§ **What you will do**
Repeat every record below exactly, omitting any pictures.

Records from a data source:
▼▼▼

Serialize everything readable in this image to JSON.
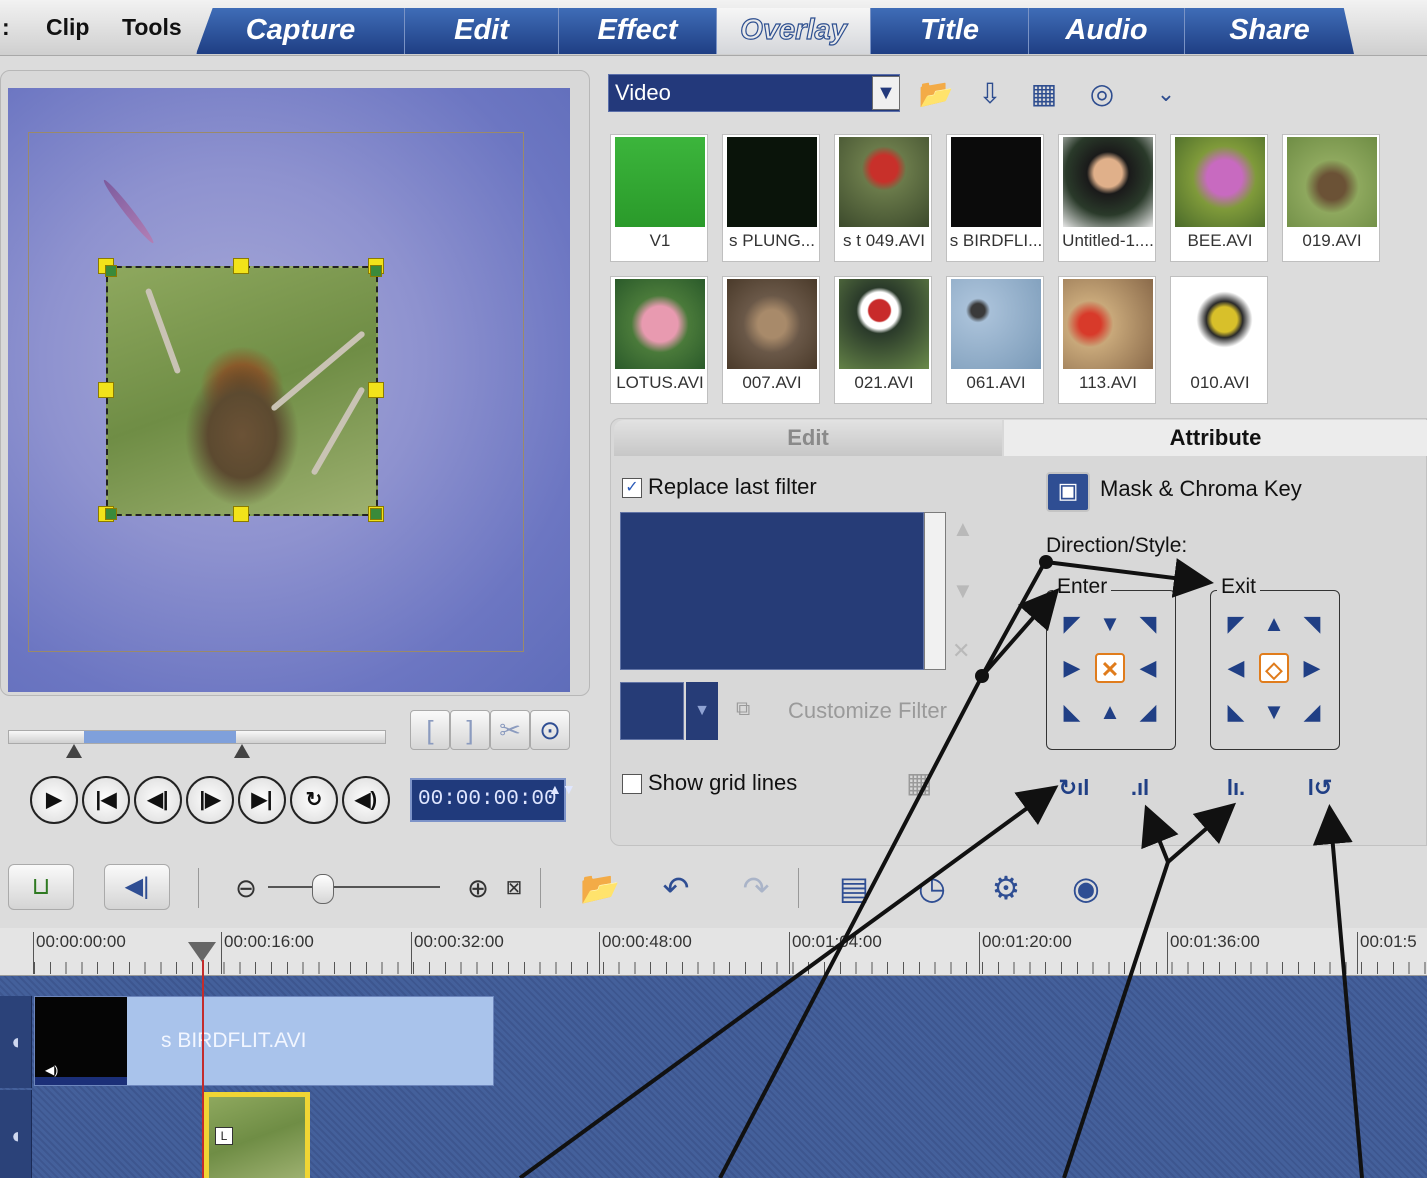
{
  "menu": {
    "clip": "Clip",
    "tools": "Tools",
    "leading_colon": ":"
  },
  "tabs": [
    {
      "label": "Capture"
    },
    {
      "label": "Edit"
    },
    {
      "label": "Effect"
    },
    {
      "label": "Overlay",
      "active": true
    },
    {
      "label": "Title"
    },
    {
      "label": "Audio"
    },
    {
      "label": "Share"
    }
  ],
  "preview": {
    "trim_buttons": [
      "[",
      "]",
      "✂",
      "⊙"
    ],
    "timecode": "00:00:00:00",
    "timecode_spin": "▲▼"
  },
  "library": {
    "dropdown_value": "Video",
    "dropdown_arrow": "▼",
    "icons": [
      "folder-open-icon",
      "import-icon",
      "sort-icon",
      "options-icon",
      "expand-icon"
    ],
    "thumbnails": [
      {
        "label": "V1"
      },
      {
        "label": "s PLUNG..."
      },
      {
        "label": "s t  049.AVI"
      },
      {
        "label": "s BIRDFLI..."
      },
      {
        "label": "Untitled-1...."
      },
      {
        "label": "BEE.AVI"
      },
      {
        "label": "019.AVI"
      },
      {
        "label": "LOTUS.AVI"
      },
      {
        "label": "007.AVI"
      },
      {
        "label": "021.AVI"
      },
      {
        "label": "061.AVI"
      },
      {
        "label": "113.AVI"
      },
      {
        "label": "010.AVI"
      }
    ]
  },
  "options": {
    "tab_edit": "Edit",
    "tab_attribute": "Attribute",
    "replace_last_filter": "Replace last filter",
    "replace_checked": "✓",
    "customize_filter": "Customize Filter",
    "show_grid_lines": "Show grid lines",
    "mask_chroma_key": "Mask & Chroma Key",
    "direction_style": "Direction/Style:",
    "enter": "Enter",
    "exit": "Exit"
  },
  "ruler": {
    "labels": [
      "00:00:00:00",
      "00:00:16:00",
      "00:00:32:00",
      "00:00:48:00",
      "00:01:04:00",
      "00:01:20:00",
      "00:01:36:00",
      "00:01:5"
    ]
  },
  "timeline": {
    "video_clip_name": "s BIRDFLIT.AVI"
  },
  "colors": {
    "tab_blue": "#2a4f98",
    "track_bg": "#3d568f",
    "accent_orange": "#e07c1c",
    "selection_yellow": "#f2e31a"
  }
}
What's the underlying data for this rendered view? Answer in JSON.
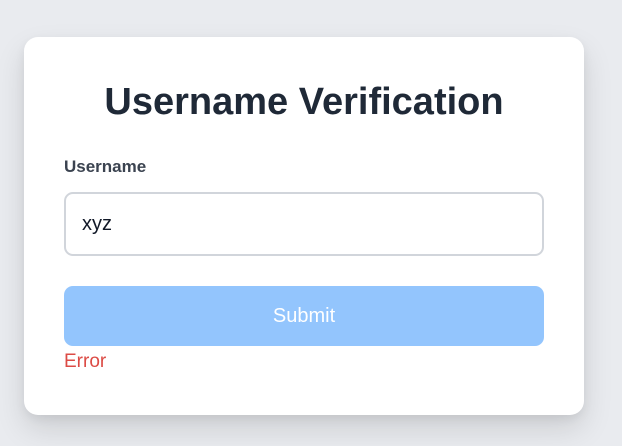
{
  "form": {
    "title": "Username Verification",
    "username_label": "Username",
    "username_value": "xyz",
    "submit_label": "Submit",
    "error_text": "Error"
  },
  "colors": {
    "background": "#e9ebef",
    "card": "#ffffff",
    "title_text": "#1f2937",
    "submit_disabled": "#93c5fd",
    "error": "#dc4b45"
  }
}
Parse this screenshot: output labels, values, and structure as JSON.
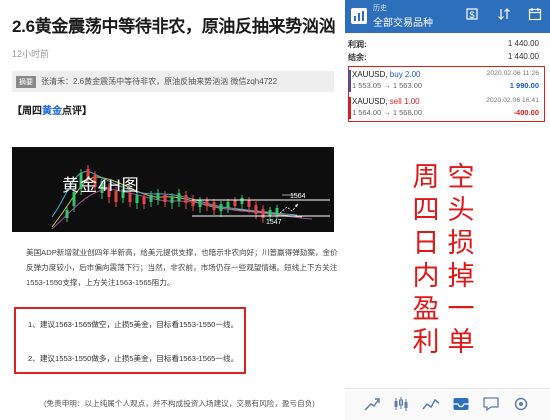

▲▲▲

§ **Response to this exercise**
Serialize everything readable in this image to JSON.
{
  "menu": {
    "clip": "Clip",
    "tools": "Tools",
    "leading_colon": ":"
  },
  "tabs": [
    {
      "label": "Capture"
    },
    {
      "label": "Edit"
    },
    {
      "label": "Effect"
    },
    {
      "label": "Overlay",
      "active": true
    },
    {
      "label": "Title"
    },
    {
      "label": "Audio"
    },
    {
      "label": "Share"
    }
  ],
  "preview": {
    "trim_buttons": [
      "[",
      "]",
      "✂",
      "⊙"
    ],
    "timecode": "00:00:00:00",
    "timecode_spin": "▲▼"
  },
  "library": {
    "dropdown_value": "Video",
    "dropdown_arrow": "▼",
    "icons": [
      "folder-open-icon",
      "import-icon",
      "sort-icon",
      "options-icon",
      "expand-icon"
    ],
    "thumbnails": [
      {
        "label": "V1"
      },
      {
        "label": "s PLUNG..."
      },
      {
        "label": "s t  049.AVI"
      },
      {
        "label": "s BIRDFLI..."
      },
      {
        "label": "Untitled-1...."
      },
      {
        "label": "BEE.AVI"
      },
      {
        "label": "019.AVI"
      },
      {
        "label": "LOTUS.AVI"
      },
      {
        "label": "007.AVI"
      },
      {
        "label": "021.AVI"
      },
      {
        "label": "061.AVI"
      },
      {
        "label": "113.AVI"
      },
      {
        "label": "010.AVI"
      }
    ]
  },
  "options": {
    "tab_edit": "Edit",
    "tab_attribute": "Attribute",
    "replace_last_filter": "Replace last filter",
    "replace_checked": "✓",
    "customize_filter": "Customize Filter",
    "show_grid_lines": "Show grid lines",
    "mask_chroma_key": "Mask & Chroma Key",
    "direction_style": "Direction/Style:",
    "enter": "Enter",
    "exit": "Exit"
  },
  "ruler": {
    "labels": [
      "00:00:00:00",
      "00:00:16:00",
      "00:00:32:00",
      "00:00:48:00",
      "00:01:04:00",
      "00:01:20:00",
      "00:01:36:00",
      "00:01:5"
    ]
  },
  "timeline": {
    "video_clip_name": "s BIRDFLIT.AVI"
  },
  "colors": {
    "tab_blue": "#2a4f98",
    "track_bg": "#3d568f",
    "accent_orange": "#e07c1c",
    "selection_yellow": "#f2e31a"
  }
}
What's the underlying data for this rendered view? Answer in JSON.
{
  "form": {
    "title": "Username Verification",
    "username_label": "Username",
    "username_value": "xyz",
    "submit_label": "Submit",
    "error_text": "Error"
  },
  "colors": {
    "background": "#e9ebef",
    "card": "#ffffff",
    "title_text": "#1f2937",
    "submit_disabled": "#93c5fd",
    "error": "#dc4b45"
  }
}
Parse this screenshot: output labels, values, and structure as JSON.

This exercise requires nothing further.